→ The request
Only the lines holding the string "photos" are needed. Copy each one.

→ Extracted records
........

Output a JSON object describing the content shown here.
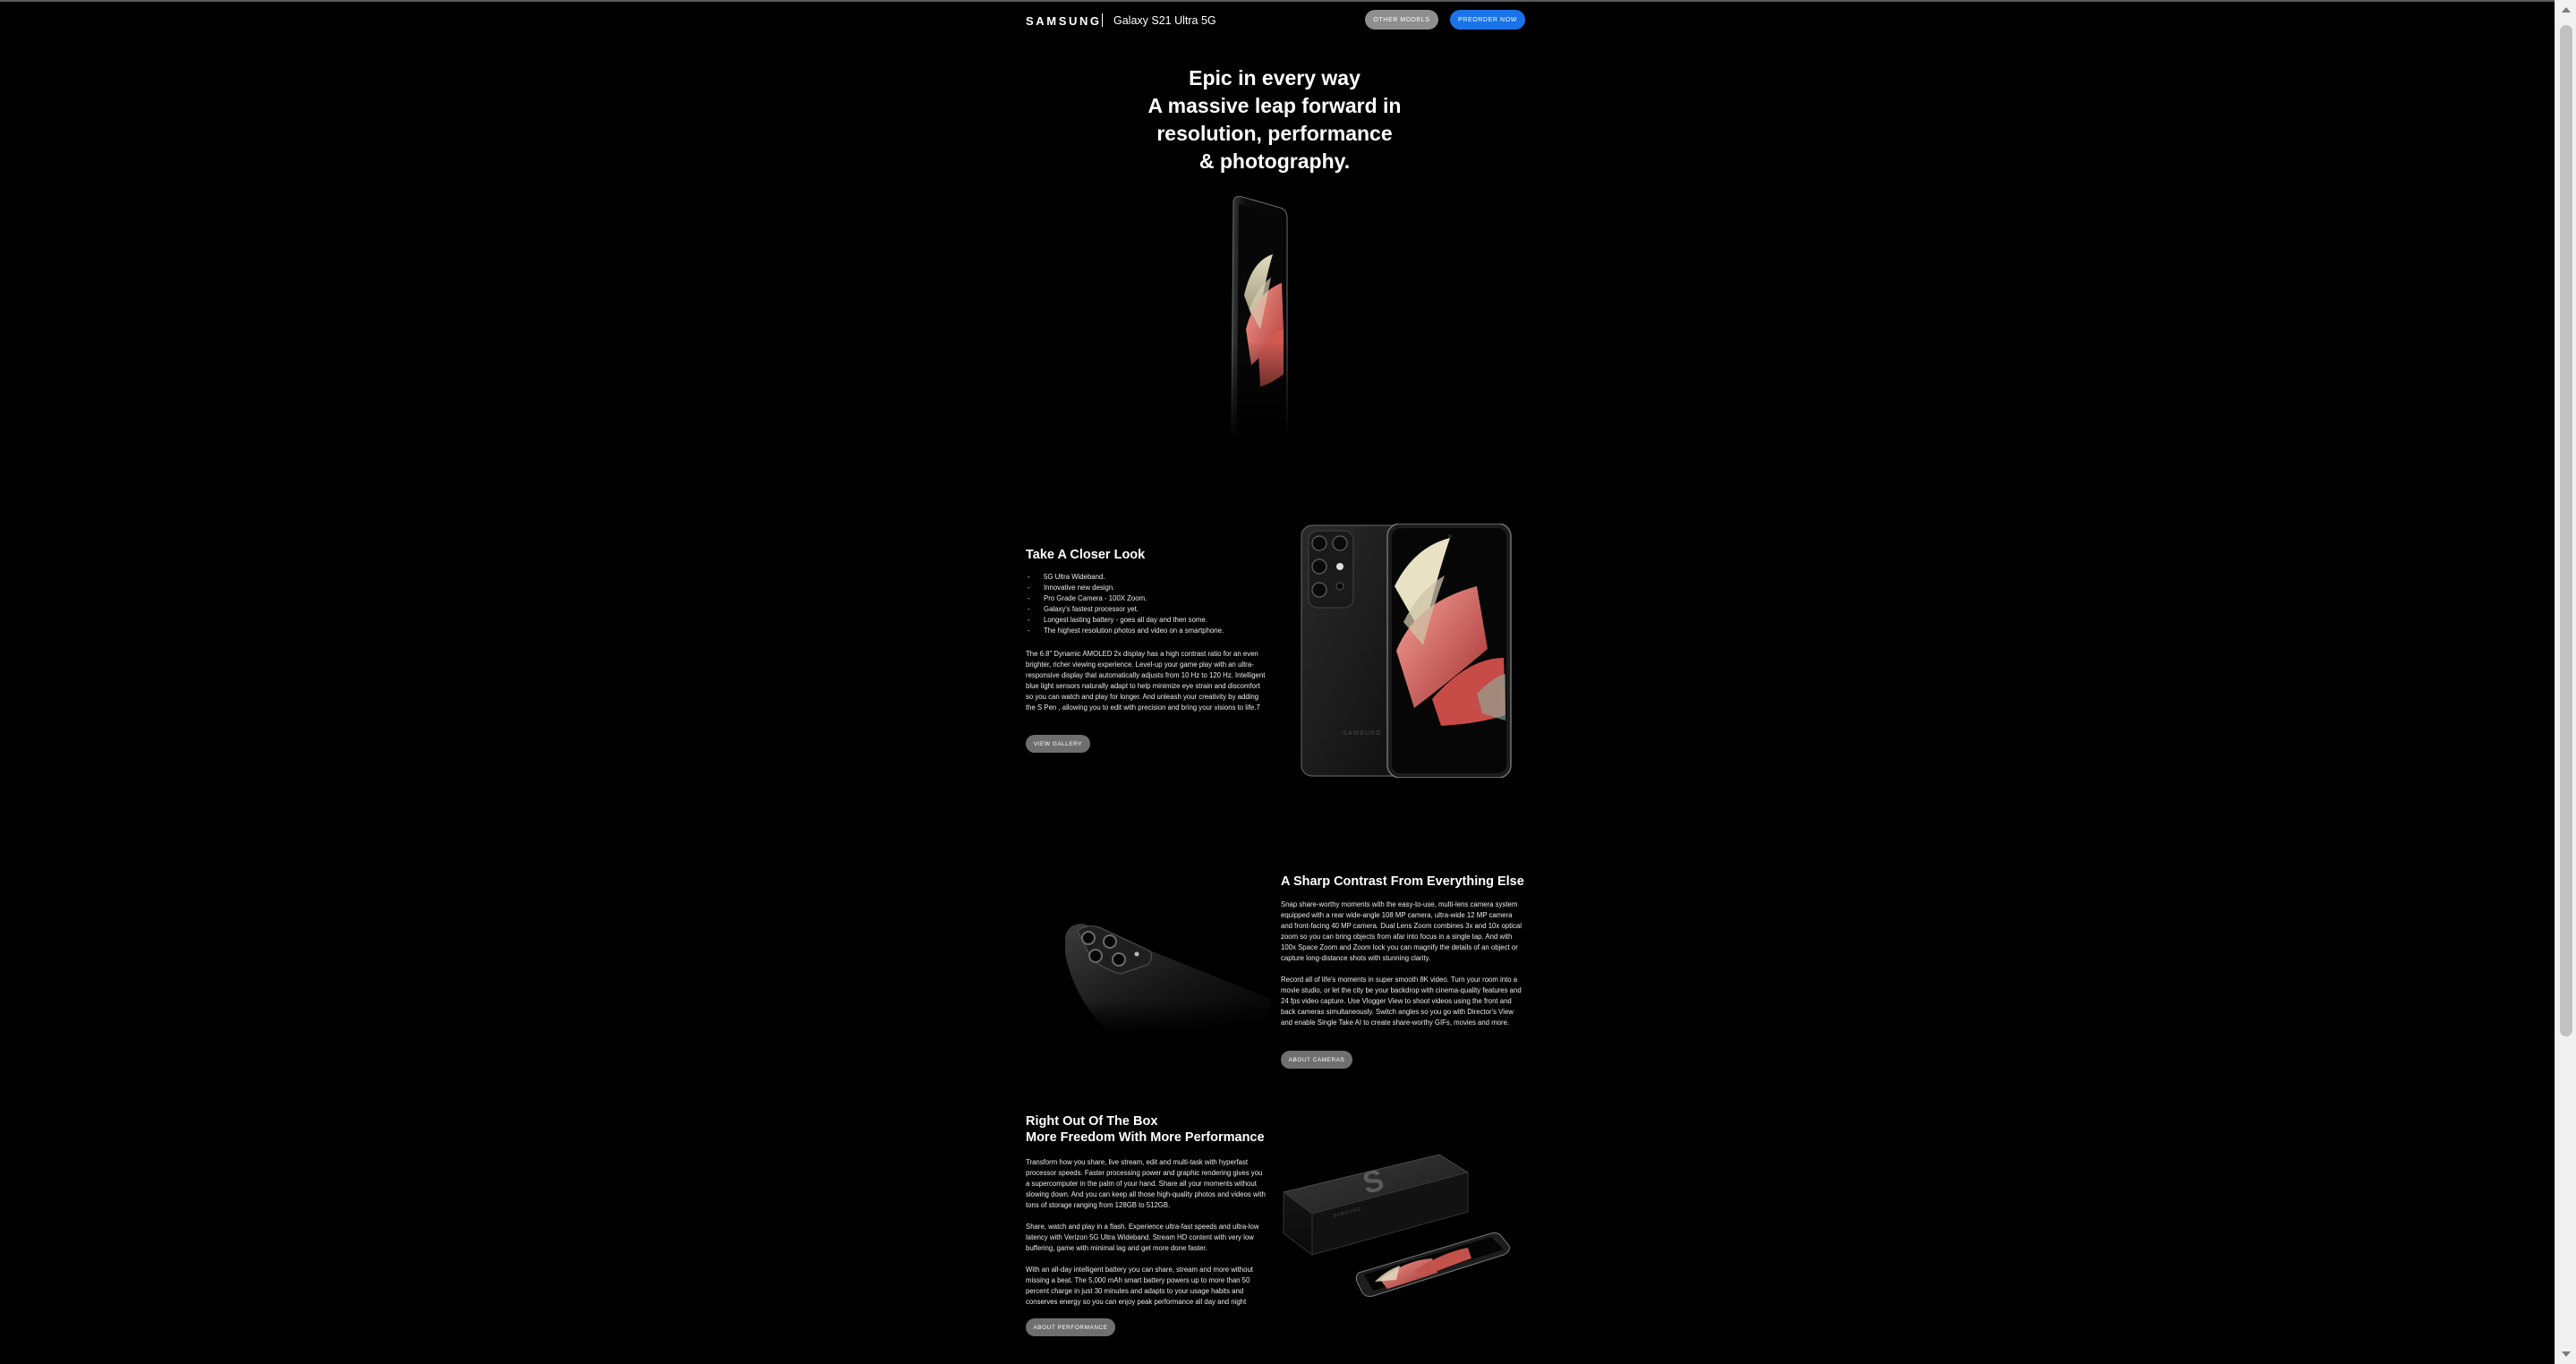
{
  "header": {
    "brand": "SAMSUNG",
    "model": "Galaxy S21 Ultra 5G",
    "other_models": "OTHER MODELS",
    "preorder": "PREORDER NOW"
  },
  "hero": {
    "lines": [
      "Epic in every way",
      "A massive leap forward in",
      "resolution, performance",
      "& photography."
    ]
  },
  "closer_look": {
    "title": "Take A Closer Look",
    "bullets": [
      "5G Ultra Wideband.",
      "Innovative new design.",
      "Pro Grade Camera - 100X Zoom.",
      "Galaxy's fastest processor yet.",
      "Longest lasting battery - goes all day and then some.",
      "The highest resolution photos and video on a smartphone."
    ],
    "body": "The 6.8\" Dynamic AMOLED 2x display has a high contrast ratio for an even brighter, richer viewing experience. Level-up your game play with an ultra-responsive display that automatically adjusts from 10 Hz to 120 Hz. Intelligent blue light sensors naturally adapt to help minimize eye strain and discomfort so you can watch and play for longer. And unleash your creativity by adding the S Pen , allowing you to edit with precision and bring your visions to life.7",
    "button": "VIEW GALLERY"
  },
  "contrast": {
    "title": "A Sharp Contrast From Everything Else",
    "body1": "Snap share-worthy moments with the easy-to-use, multi-lens camera system equipped with a rear wide-angle 108 MP camera, ultra-wide 12 MP camera and front-facing 40 MP camera. Dual Lens Zoom combines 3x and 10x optical zoom so you can bring objects from afar into focus in a single tap. And with 100x Space Zoom and Zoom lock you can magnify the details of an object or capture long-distance shots with stunning clarity.",
    "body2": "Record all of life's moments in super smooth 8K video. Turn your room into a movie studio, or let the city be your backdrop with cinema-quality features and 24 fps video capture. Use Vlogger View to shoot videos using the front and back cameras simultaneously. Switch angles so you go with Director's View and enable Single Take AI to create share-worthy GIFs, movies and more.",
    "button": "ABOUT CAMERAS"
  },
  "performance": {
    "title_line1": "Right Out Of The Box",
    "title_line2": "More Freedom With More Performance",
    "body1": "Transform how you share, live stream, edit and multi-task with hyperfast processor speeds. Faster processing power and graphic rendering gives you a supercomputer in the palm of your hand. Share all your moments without slowing down. And you can keep all those high-quality photos and videos with tons of storage ranging from 128GB to 512GB.",
    "body2": "Share, watch and play in a flash. Experience ultra-fast speeds and ultra-low latency with Verizon 5G Ultra Wideband. Stream HD content with very low buffering, game with minimal lag and get more done faster.",
    "body3": "With an all-day intelligent battery you can share, stream and more without missing a beat. The 5,000 mAh smart battery powers up to more than 50 percent charge in just 30 minutes and adapts to your usage habits and conserves energy so you can enjoy peak performance all day and night",
    "button": "ABOUT PERFORMANCE",
    "box_brand": "SAMSUNG"
  }
}
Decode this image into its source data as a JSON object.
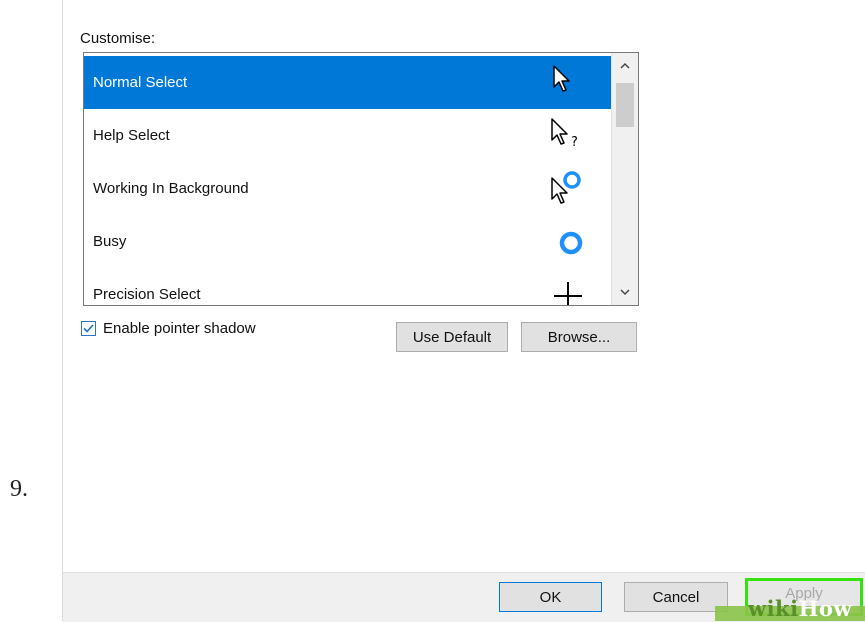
{
  "step_number": "9.",
  "dialog": {
    "customise_label": "Customise:",
    "cursor_list": [
      {
        "label": "Normal Select",
        "icon": "arrow-cursor-icon",
        "selected": true
      },
      {
        "label": "Help Select",
        "icon": "help-cursor-icon",
        "selected": false
      },
      {
        "label": "Working In Background",
        "icon": "working-cursor-icon",
        "selected": false
      },
      {
        "label": "Busy",
        "icon": "busy-cursor-icon",
        "selected": false
      },
      {
        "label": "Precision Select",
        "icon": "crosshair-cursor-icon",
        "selected": false
      }
    ],
    "enable_shadow": {
      "label": "Enable pointer shadow",
      "checked": true
    },
    "use_default_label": "Use Default",
    "browse_label": "Browse...",
    "ok_label": "OK",
    "cancel_label": "Cancel",
    "apply_label": "Apply"
  },
  "watermark": {
    "wiki": "wiki",
    "how": "How"
  },
  "colors": {
    "selection": "#0078d7",
    "highlight": "#35e00f",
    "watermark_green": "#8bc34a"
  }
}
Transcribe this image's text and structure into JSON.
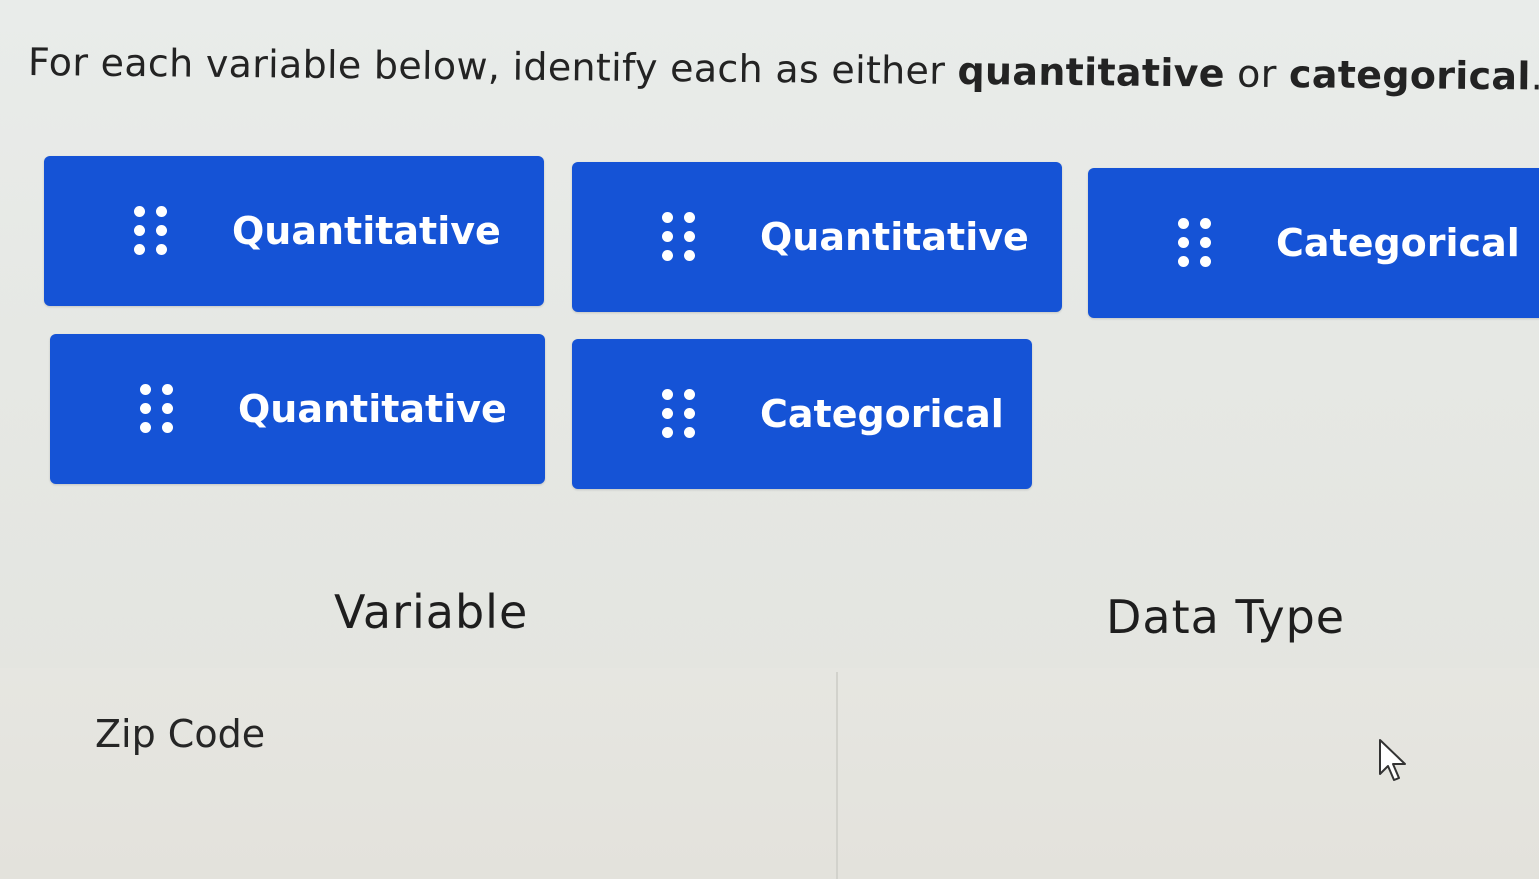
{
  "prompt": {
    "lead": "For each variable below, identify each as either ",
    "term1": "quantitative",
    "middle": " or ",
    "term2": "categorical",
    "end": "."
  },
  "answer_bank": [
    {
      "label": "Quantitative"
    },
    {
      "label": "Quantitative"
    },
    {
      "label": "Categorical"
    },
    {
      "label": "Quantitative"
    },
    {
      "label": "Categorical"
    }
  ],
  "table": {
    "headers": {
      "variable": "Variable",
      "data_type": "Data Type"
    },
    "rows": [
      {
        "variable": "Zip Code",
        "data_type": ""
      }
    ]
  },
  "icons": {
    "chip_handle": "drag-handle-icon",
    "pointer": "mouse-cursor-icon"
  },
  "colors": {
    "chip_background": "#1553d6",
    "chip_text": "#ffffff",
    "page_background": "#e8eae7"
  }
}
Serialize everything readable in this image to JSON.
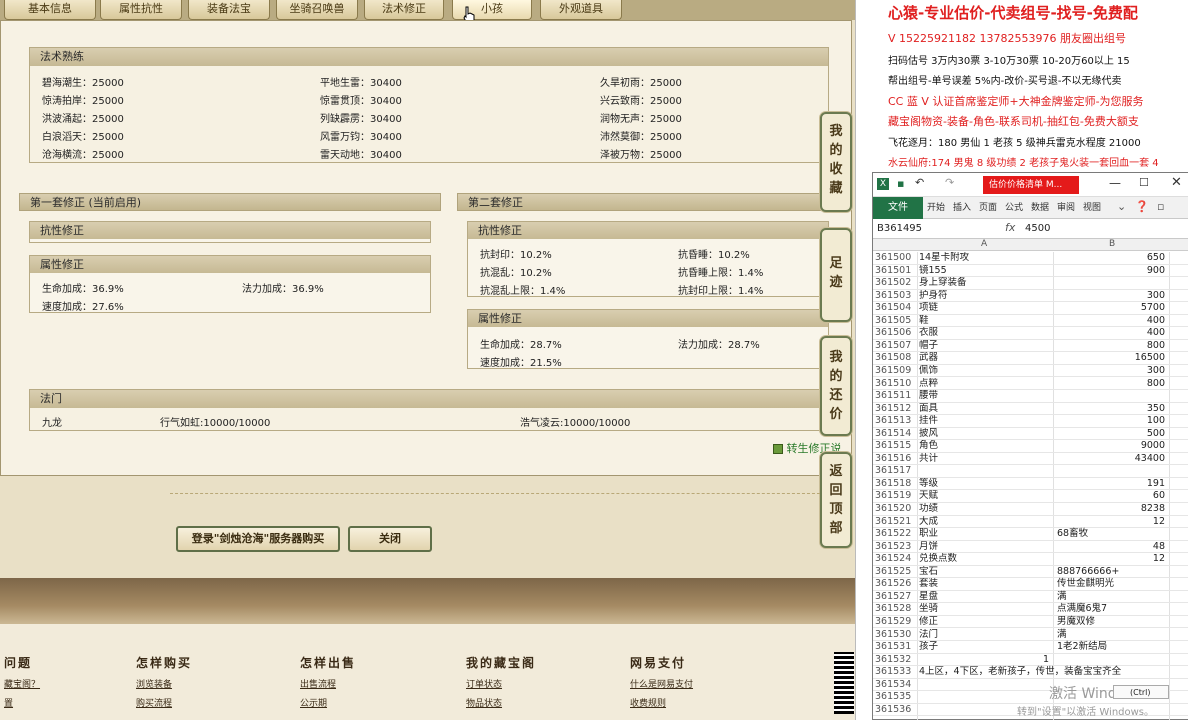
{
  "tabs": [
    "基本信息",
    "属性抗性",
    "装备法宝",
    "坐骑召唤兽",
    "法术修正",
    "小孩",
    "外观道具"
  ],
  "fashu": {
    "title": "法术熟练",
    "rows": [
      [
        "碧海潮生：25000",
        "平地生雷：30400",
        "久旱初雨：25000"
      ],
      [
        "惊涛拍岸：25000",
        "惊雷贯顶：30400",
        "兴云致雨：25000"
      ],
      [
        "洪波涌起：25000",
        "列缺霹雳：30400",
        "润物无声：25000"
      ],
      [
        "白浪滔天：25000",
        "风雷万钧：30400",
        "沛然莫御：25000"
      ],
      [
        "沧海横流：25000",
        "雷天动地：30400",
        "泽被万物：25000"
      ]
    ]
  },
  "set1": {
    "title": "第一套修正 (当前启用)",
    "kang_title": "抗性修正",
    "shu_title": "属性修正",
    "shu_rows": [
      [
        "生命加成：36.9%",
        "法力加成：36.9%"
      ],
      [
        "速度加成：27.6%",
        ""
      ]
    ]
  },
  "set2": {
    "title": "第二套修正",
    "kang_title": "抗性修正",
    "kang_rows": [
      [
        "抗封印：10.2%",
        "抗昏睡：10.2%"
      ],
      [
        "抗混乱：10.2%",
        "抗昏睡上限：1.4%"
      ],
      [
        "抗混乱上限：1.4%",
        "抗封印上限：1.4%"
      ]
    ],
    "shu_title": "属性修正",
    "shu_rows": [
      [
        "生命加成：28.7%",
        "法力加成：28.7%"
      ],
      [
        "速度加成：21.5%",
        ""
      ]
    ]
  },
  "famen": {
    "title": "法门",
    "items": [
      "九龙",
      "行气如虹:10000/10000",
      "浩气凌云:10000/10000"
    ]
  },
  "sidebar": [
    "我的收藏",
    "足迹",
    "我的还价",
    "返回顶部"
  ],
  "buttons": {
    "login": "登录\"剑烛沧海\"服务器购买",
    "close": "关闭"
  },
  "partial_link": "转生修正说",
  "footer": {
    "cols": [
      {
        "title": "问题",
        "links": [
          "藏宝阁？",
          "置"
        ]
      },
      {
        "title": "怎样购买",
        "links": [
          "浏览装备",
          "购买流程"
        ]
      },
      {
        "title": "怎样出售",
        "links": [
          "出售流程",
          "公示期"
        ]
      },
      {
        "title": "我的藏宝阁",
        "links": [
          "订单状态",
          "物品状态"
        ]
      },
      {
        "title": "网易支付",
        "links": [
          "什么是网易支付",
          "收费规则"
        ]
      }
    ]
  },
  "ad": {
    "headline": "心猿-专业估价-代卖组号-找号-免费配",
    "lines": [
      {
        "text": "V 15225921182   13782553976 朋友圈出组号",
        "color": "#e02020"
      },
      {
        "text": "扫码估号 3万内30票 3-10万30票 10-20万60以上 15",
        "color": "#111"
      },
      {
        "text": "帮出组号-单号误差 5%内-改价-买号退-不以无缘代卖",
        "color": "#111"
      },
      {
        "text": "CC 蓝 V 认证首席鉴定师+大神金牌鉴定师-为您服务",
        "color": "#e02020"
      },
      {
        "text": "藏宝阁物资-装备-角色-联系司机-抽红包-免费大额支",
        "color": "#e02020"
      },
      {
        "text": "飞花逐月：180 男仙 1 老孩 5 级神兵雷克水程度 21000",
        "color": "#111"
      },
      {
        "text": "水云仙府:174 男鬼 8 级功绩 2 老孩子鬼火装一套回血一套 4",
        "color": "#e02020"
      }
    ]
  },
  "excel": {
    "title_tab": "估价价格清单 M...",
    "ribbon": [
      "文件",
      "开始",
      "插入",
      "页面",
      "公式",
      "数据",
      "审阅",
      "视图"
    ],
    "cell_ref": "B361495",
    "formula": "4500",
    "col_a": "A",
    "col_b": "B",
    "rows": [
      [
        "361500",
        "14星卡附攻",
        "650"
      ],
      [
        "361501",
        "镜155",
        "900"
      ],
      [
        "361502",
        "身上穿装备",
        ""
      ],
      [
        "361503",
        "护身符",
        "300"
      ],
      [
        "361504",
        "项链",
        "5700"
      ],
      [
        "361505",
        "鞋",
        "400"
      ],
      [
        "361506",
        "衣服",
        "400"
      ],
      [
        "361507",
        "帽子",
        "800"
      ],
      [
        "361508",
        "武器",
        "16500"
      ],
      [
        "361509",
        "佩饰",
        "300"
      ],
      [
        "361510",
        "点粹",
        "800"
      ],
      [
        "361511",
        "腰带",
        ""
      ],
      [
        "361512",
        "面具",
        "350"
      ],
      [
        "361513",
        "挂件",
        "100"
      ],
      [
        "361514",
        "披风",
        "500"
      ],
      [
        "361515",
        "角色",
        "9000"
      ],
      [
        "361516",
        "共计",
        "43400"
      ],
      [
        "361517",
        "",
        ""
      ],
      [
        "361518",
        "等级",
        "191"
      ],
      [
        "361519",
        "天赋",
        "60"
      ],
      [
        "361520",
        "功绩",
        "8238"
      ],
      [
        "361521",
        "大成",
        "12"
      ],
      [
        "361522",
        "职业",
        "68畜牧"
      ],
      [
        "361523",
        "月饼",
        "48"
      ],
      [
        "361524",
        "兑换点数",
        "12"
      ],
      [
        "361525",
        "宝石",
        "888766666+"
      ],
      [
        "361526",
        "套装",
        "传世金麒明光"
      ],
      [
        "361527",
        "星盘",
        "满"
      ],
      [
        "361528",
        "坐骑",
        "点满魔6鬼7"
      ],
      [
        "361529",
        "修正",
        "男魔双修"
      ],
      [
        "361530",
        "法门",
        "满"
      ],
      [
        "361531",
        "孩子",
        "1老2新结局"
      ],
      [
        "361532",
        "",
        "1"
      ],
      [
        "361533",
        "4上区，4下区，老新孩子，传世，装备宝宝齐全",
        ""
      ],
      [
        "361534",
        "",
        ""
      ],
      [
        "361535",
        "",
        ""
      ],
      [
        "361536",
        "",
        ""
      ]
    ],
    "watermark1": "激活 Windows",
    "watermark2": "转到\"设置\"以激活 Windows。",
    "paste": "(Ctrl)"
  }
}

........

→ Solution
      "The highest resolution photos and video on a smartphone."
    "body1": "Transform how you share, live stream, edit and multi-task with hyperfast processor speeds. Faster processing power and graphic rendering gives you a supercomputer in the palm of your hand. Share all your moments without slowing down. And you can keep all those high-quality photos and videos with tons of storage ranging from 128GB to 512GB.",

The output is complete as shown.